▸ Set problem
Of all the lines in these entries, how many contain the string "пожарной"? Give only that count.

▸ Supplied material
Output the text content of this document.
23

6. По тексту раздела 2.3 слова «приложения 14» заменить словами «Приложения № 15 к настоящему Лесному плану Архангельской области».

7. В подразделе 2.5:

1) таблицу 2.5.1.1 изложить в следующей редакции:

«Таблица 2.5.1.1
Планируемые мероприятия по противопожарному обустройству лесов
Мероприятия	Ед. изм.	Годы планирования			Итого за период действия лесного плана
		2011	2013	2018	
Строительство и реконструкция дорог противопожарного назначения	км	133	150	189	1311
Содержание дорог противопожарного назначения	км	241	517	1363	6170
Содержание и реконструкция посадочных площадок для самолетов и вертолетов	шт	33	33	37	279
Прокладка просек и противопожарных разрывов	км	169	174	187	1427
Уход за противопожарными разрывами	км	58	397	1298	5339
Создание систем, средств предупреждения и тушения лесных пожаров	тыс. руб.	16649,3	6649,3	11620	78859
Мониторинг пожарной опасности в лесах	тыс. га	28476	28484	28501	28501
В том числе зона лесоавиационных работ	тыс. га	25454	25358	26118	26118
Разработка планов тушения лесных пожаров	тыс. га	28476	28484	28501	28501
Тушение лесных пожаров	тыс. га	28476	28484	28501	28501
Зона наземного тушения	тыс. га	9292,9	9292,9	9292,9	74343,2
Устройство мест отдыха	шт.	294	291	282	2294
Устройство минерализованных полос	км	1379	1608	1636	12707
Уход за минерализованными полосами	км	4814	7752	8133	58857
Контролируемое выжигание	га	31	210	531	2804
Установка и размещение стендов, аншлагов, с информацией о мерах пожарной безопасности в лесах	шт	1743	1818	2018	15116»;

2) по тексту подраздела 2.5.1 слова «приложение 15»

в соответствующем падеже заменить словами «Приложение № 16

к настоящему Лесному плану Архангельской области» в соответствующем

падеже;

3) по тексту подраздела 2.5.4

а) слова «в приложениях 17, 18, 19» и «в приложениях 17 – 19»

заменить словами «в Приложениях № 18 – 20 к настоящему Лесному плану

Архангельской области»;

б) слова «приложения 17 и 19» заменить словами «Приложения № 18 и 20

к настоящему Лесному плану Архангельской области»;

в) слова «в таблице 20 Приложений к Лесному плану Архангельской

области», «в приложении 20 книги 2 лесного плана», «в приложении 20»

▸ Written response
2